* What is expected:
What follows is a set of records; repeat all of them exactly.

[Begin]

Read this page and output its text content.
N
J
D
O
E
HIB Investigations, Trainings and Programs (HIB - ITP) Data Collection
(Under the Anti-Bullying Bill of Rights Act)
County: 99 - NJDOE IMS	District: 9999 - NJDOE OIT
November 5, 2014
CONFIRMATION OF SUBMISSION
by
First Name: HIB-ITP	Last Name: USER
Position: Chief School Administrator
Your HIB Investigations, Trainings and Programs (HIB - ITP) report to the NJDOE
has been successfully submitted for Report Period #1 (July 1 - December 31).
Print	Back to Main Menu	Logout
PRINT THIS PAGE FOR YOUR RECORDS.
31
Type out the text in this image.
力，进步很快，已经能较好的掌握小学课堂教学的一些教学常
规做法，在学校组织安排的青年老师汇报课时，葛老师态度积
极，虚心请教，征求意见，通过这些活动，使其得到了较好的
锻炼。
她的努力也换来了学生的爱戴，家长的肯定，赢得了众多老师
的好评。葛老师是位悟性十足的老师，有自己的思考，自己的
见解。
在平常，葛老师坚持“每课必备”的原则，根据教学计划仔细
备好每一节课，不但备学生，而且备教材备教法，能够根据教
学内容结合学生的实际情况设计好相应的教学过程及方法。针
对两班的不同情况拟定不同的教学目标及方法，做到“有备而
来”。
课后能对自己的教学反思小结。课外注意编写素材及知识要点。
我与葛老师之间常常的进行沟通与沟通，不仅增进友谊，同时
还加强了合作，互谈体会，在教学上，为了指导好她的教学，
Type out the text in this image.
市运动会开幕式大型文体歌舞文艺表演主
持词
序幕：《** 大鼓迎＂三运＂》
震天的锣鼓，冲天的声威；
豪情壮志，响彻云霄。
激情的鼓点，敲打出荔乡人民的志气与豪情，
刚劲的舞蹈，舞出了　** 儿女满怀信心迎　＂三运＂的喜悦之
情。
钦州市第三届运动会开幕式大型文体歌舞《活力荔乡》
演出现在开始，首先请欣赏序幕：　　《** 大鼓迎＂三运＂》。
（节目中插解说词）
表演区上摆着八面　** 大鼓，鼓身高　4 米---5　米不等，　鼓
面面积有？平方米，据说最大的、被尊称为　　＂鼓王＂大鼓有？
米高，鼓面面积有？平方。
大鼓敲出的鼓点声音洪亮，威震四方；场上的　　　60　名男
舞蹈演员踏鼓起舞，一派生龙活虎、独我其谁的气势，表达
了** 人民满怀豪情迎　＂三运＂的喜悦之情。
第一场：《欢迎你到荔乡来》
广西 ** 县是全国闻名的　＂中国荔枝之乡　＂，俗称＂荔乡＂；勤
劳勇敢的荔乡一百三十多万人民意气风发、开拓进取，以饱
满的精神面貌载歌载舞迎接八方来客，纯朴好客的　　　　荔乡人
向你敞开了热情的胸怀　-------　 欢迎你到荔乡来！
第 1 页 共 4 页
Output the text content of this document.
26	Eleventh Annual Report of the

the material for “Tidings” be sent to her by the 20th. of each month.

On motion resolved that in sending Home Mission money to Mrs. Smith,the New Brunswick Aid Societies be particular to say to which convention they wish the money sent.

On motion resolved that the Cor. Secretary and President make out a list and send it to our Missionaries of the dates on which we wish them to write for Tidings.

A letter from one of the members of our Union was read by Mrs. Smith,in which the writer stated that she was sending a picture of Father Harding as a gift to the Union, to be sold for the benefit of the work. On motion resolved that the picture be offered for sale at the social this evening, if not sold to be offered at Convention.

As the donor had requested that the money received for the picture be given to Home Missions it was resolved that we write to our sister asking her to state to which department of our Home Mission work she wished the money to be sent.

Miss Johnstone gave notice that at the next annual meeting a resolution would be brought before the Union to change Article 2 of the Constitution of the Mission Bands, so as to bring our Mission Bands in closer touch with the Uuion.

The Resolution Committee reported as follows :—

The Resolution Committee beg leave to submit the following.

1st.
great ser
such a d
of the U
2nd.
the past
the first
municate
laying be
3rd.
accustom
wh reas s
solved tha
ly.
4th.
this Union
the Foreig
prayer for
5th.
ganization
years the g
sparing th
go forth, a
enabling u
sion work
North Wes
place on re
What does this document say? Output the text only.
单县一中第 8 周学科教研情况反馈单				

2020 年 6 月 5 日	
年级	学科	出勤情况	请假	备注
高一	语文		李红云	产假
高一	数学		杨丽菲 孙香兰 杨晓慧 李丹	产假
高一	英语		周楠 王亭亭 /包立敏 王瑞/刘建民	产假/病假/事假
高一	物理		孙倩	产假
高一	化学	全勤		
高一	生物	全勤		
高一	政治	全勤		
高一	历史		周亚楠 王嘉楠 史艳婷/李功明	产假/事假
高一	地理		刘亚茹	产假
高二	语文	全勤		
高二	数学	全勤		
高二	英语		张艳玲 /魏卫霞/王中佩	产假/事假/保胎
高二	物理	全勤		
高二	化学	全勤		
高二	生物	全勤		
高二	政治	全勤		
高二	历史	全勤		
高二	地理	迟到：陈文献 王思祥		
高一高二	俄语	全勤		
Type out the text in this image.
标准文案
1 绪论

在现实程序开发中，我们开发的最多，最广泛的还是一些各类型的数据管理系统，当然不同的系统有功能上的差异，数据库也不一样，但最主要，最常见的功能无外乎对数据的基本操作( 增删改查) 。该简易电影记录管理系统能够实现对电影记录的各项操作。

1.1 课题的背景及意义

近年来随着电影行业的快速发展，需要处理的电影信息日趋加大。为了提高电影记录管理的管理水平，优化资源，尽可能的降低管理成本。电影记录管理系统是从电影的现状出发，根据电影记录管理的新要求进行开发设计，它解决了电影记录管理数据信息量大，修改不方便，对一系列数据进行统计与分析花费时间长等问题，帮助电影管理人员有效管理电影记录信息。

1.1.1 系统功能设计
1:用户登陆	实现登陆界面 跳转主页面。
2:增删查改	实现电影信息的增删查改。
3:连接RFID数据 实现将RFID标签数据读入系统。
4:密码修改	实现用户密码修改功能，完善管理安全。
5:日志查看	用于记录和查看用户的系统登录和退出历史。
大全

[End]

* Written response:
Read this page and output its text content.
N
J
D
O
E
HIB Investigations, Trainings and Programs (HIB - ITP) Data Collection
(Under the Anti-Bullying Bill of Rights Act)
County: 99 - NJDOE IMS	District: 9999 - NJDOE OIT
November 5, 2014
CONFIRMATION OF SUBMISSION
by
First Name: HIB-ITP	Last Name: USER
Position: Chief School Administrator
Your HIB Investigations, Trainings and Programs (HIB - ITP) report to the NJDOE
has been successfully submitted for Report Period #1 (July 1 - December 31).
Print	Back to Main Menu	Logout
PRINT THIS PAGE FOR YOUR RECORDS.
31
Type out the text in this image.
力，进步很快，已经能较好的掌握小学课堂教学的一些教学常
规做法，在学校组织安排的青年老师汇报课时，葛老师态度积
极，虚心请教，征求意见，通过这些活动，使其得到了较好的
锻炼。
她的努力也换来了学生的爱戴，家长的肯定，赢得了众多老师
的好评。葛老师是位悟性十足的老师，有自己的思考，自己的
见解。
在平常，葛老师坚持“每课必备”的原则，根据教学计划仔细
备好每一节课，不但备学生，而且备教材备教法，能够根据教
学内容结合学生的实际情况设计好相应的教学过程及方法。针
对两班的不同情况拟定不同的教学目标及方法，做到“有备而
来”。
课后能对自己的教学反思小结。课外注意编写素材及知识要点。
我与葛老师之间常常的进行沟通与沟通，不仅增进友谊，同时
还加强了合作，互谈体会，在教学上，为了指导好她的教学，
Type out the text in this image.
市运动会开幕式大型文体歌舞文艺表演主
持词
序幕：《** 大鼓迎＂三运＂》
震天的锣鼓，冲天的声威；
豪情壮志，响彻云霄。
激情的鼓点，敲打出荔乡人民的志气与豪情，
刚劲的舞蹈，舞出了　** 儿女满怀信心迎　＂三运＂的喜悦之
情。
钦州市第三届运动会开幕式大型文体歌舞《活力荔乡》
演出现在开始，首先请欣赏序幕：　　《** 大鼓迎＂三运＂》。
（节目中插解说词）
表演区上摆着八面　** 大鼓，鼓身高　4 米---5　米不等，　鼓
面面积有？平方米，据说最大的、被尊称为　　＂鼓王＂大鼓有？
米高，鼓面面积有？平方。
大鼓敲出的鼓点声音洪亮，威震四方；场上的　　　60　名男
舞蹈演员踏鼓起舞，一派生龙活虎、独我其谁的气势，表达
了** 人民满怀豪情迎　＂三运＂的喜悦之情。
第一场：《欢迎你到荔乡来》
广西 ** 县是全国闻名的　＂中国荔枝之乡　＂，俗称＂荔乡＂；勤
劳勇敢的荔乡一百三十多万人民意气风发、开拓进取，以饱
满的精神面貌载歌载舞迎接八方来客，纯朴好客的　　　　荔乡人
向你敞开了热情的胸怀　-------　 欢迎你到荔乡来！
第 1 页 共 4 页
Output the text content of this document.
26	Eleventh Annual Report of the

the material for “Tidings” be sent to her by the 20th. of each month.

On motion resolved that in sending Home Mission money to Mrs. Smith,the New Brunswick Aid Societies be particular to say to which convention they wish the money sent.

On motion resolved that the Cor. Secretary and President make out a list and send it to our Missionaries of the dates on which we wish them to write for Tidings.

A letter from one of the members of our Union was read by Mrs. Smith,in which the writer stated that she was sending a picture of Father Harding as a gift to the Union, to be sold for the benefit of the work. On motion resolved that the picture be offered for sale at the social this evening, if not sold to be offered at Convention.

As the donor had requested that the money received for the picture be given to Home Missions it was resolved that we write to our sister asking her to state to which department of our Home Mission work she wished the money to be sent.

Miss Johnstone gave notice that at the next annual meeting a resolution would be brought before the Union to change Article 2 of the Constitution of the Mission Bands, so as to bring our Mission Bands in closer touch with the Uuion.

The Resolution Committee reported as follows :—

The Resolution Committee beg leave to submit the following.

1st.
great ser
such a d
of the U
2nd.
the past
the first
municate
laying be
3rd.
accustom
wh reas s
solved tha
ly.
4th.
this Union
the Foreig
prayer for
5th.
ganization
years the g
sparing th
go forth, a
enabling u
sion work
North Wes
place on re
What does this document say? Output the text only.
单县一中第 8 周学科教研情况反馈单				

2020 年 6 月 5 日	
年级	学科	出勤情况	请假	备注
高一	语文		李红云	产假
高一	数学		杨丽菲 孙香兰 杨晓慧 李丹	产假
高一	英语		周楠 王亭亭 /包立敏 王瑞/刘建民	产假/病假/事假
高一	物理		孙倩	产假
高一	化学	全勤		
高一	生物	全勤		
高一	政治	全勤		
高一	历史		周亚楠 王嘉楠 史艳婷/李功明	产假/事假
高一	地理		刘亚茹	产假
高二	语文	全勤		
高二	数学	全勤		
高二	英语		张艳玲 /魏卫霞/王中佩	产假/事假/保胎
高二	物理	全勤		
高二	化学	全勤		
高二	生物	全勤		
高二	政治	全勤		
高二	历史	全勤		
高二	地理	迟到：陈文献 王思祥		
高一高二	俄语	全勤		
Type out the text in this image.
标准文案
1 绪论

在现实程序开发中，我们开发的最多，最广泛的还是一些各类型的数据管理系统，当然不同的系统有功能上的差异，数据库也不一样，但最主要，最常见的功能无外乎对数据的基本操作( 增删改查) 。该简易电影记录管理系统能够实现对电影记录的各项操作。

1.1 课题的背景及意义

近年来随着电影行业的快速发展，需要处理的电影信息日趋加大。为了提高电影记录管理的管理水平，优化资源，尽可能的降低管理成本。电影记录管理系统是从电影的现状出发，根据电影记录管理的新要求进行开发设计，它解决了电影记录管理数据信息量大，修改不方便，对一系列数据进行统计与分析花费时间长等问题，帮助电影管理人员有效管理电影记录信息。

1.1.1 系统功能设计
1:用户登陆	实现登陆界面 跳转主页面。
2:增删查改	实现电影信息的增删查改。
3:连接RFID数据 实现将RFID标签数据读入系统。
4:密码修改	实现用户密码修改功能，完善管理安全。
5:日志查看	用于记录和查看用户的系统登录和退出历史。
大全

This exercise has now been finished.